**** THE DATA

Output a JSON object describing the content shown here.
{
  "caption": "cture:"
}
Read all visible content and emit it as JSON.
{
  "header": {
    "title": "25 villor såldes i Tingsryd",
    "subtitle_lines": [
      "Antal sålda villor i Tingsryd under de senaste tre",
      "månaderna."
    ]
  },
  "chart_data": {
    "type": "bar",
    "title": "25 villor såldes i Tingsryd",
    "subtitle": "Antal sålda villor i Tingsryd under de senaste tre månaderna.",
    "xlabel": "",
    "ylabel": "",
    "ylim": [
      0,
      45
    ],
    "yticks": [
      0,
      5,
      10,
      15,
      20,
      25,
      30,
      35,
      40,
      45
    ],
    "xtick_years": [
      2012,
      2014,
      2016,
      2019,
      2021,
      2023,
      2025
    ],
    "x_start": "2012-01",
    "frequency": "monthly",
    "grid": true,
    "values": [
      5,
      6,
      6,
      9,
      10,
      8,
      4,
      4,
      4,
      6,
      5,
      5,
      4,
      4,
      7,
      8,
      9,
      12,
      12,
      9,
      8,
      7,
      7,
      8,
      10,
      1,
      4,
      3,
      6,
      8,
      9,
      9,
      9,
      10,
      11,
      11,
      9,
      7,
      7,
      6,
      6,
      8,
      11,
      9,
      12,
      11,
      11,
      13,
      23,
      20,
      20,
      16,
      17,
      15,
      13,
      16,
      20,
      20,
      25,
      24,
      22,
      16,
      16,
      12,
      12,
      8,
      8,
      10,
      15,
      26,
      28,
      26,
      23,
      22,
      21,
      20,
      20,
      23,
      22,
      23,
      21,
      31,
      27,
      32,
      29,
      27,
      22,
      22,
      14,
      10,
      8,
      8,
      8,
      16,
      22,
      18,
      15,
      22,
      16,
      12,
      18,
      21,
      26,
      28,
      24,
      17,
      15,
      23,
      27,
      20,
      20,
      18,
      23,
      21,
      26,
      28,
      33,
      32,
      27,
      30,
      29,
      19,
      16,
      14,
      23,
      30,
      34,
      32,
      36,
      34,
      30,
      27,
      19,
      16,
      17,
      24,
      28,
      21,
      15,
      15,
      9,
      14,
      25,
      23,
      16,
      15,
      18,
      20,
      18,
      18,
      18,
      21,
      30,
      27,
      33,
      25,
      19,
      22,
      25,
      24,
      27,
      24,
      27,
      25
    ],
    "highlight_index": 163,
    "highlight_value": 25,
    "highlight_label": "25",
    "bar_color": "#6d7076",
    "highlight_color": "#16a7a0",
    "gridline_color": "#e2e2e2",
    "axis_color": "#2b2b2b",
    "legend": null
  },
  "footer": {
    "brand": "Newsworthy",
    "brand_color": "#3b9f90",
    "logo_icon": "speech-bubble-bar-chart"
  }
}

********

Work out the number of lines in this listing that include the word "under". Reply with that number only.

### [EXERCISE RESPONSE]
2